**PROBLEM DETAILS:**
Take every line where the string "values" appears and copy it.

Stored dataset items
——
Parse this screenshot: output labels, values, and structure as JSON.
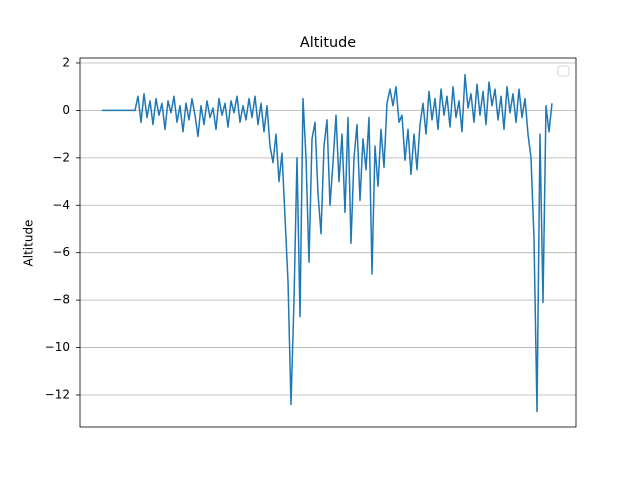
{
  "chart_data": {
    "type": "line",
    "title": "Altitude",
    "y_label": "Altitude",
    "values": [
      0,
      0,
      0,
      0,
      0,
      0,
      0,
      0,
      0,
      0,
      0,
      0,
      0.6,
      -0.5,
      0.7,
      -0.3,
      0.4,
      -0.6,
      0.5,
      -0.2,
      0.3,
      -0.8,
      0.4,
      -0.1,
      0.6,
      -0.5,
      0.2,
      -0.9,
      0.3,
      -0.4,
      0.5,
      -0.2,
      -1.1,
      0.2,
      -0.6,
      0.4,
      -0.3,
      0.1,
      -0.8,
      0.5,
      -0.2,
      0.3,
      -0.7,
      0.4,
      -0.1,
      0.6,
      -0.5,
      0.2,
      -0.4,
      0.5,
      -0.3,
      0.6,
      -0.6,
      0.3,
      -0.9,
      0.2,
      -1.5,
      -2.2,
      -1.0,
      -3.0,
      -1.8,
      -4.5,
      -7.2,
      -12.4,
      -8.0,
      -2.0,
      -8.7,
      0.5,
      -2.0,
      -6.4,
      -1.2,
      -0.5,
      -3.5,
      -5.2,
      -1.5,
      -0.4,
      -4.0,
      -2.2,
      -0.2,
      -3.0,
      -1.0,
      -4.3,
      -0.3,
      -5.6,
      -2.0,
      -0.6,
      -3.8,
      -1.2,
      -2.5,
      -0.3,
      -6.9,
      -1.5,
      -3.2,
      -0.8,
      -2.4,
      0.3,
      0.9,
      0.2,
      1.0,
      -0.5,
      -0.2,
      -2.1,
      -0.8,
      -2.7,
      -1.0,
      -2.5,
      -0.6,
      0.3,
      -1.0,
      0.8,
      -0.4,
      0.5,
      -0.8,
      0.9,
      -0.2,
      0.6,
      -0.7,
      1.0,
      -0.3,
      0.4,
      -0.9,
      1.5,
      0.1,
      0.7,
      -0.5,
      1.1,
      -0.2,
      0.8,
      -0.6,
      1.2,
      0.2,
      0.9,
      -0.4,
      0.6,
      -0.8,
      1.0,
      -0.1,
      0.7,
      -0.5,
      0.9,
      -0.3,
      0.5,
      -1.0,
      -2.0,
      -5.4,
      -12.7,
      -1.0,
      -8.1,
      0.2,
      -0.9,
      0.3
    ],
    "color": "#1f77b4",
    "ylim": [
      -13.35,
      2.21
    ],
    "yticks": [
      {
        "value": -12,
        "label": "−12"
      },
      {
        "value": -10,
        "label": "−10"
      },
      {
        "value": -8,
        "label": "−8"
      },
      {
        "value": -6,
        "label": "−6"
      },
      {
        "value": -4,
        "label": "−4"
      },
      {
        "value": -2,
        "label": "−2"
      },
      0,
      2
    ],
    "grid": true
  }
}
——
**THE RESPONSE:**
Parse this screenshot: output labels, values, and structure as JSON.
    "values": [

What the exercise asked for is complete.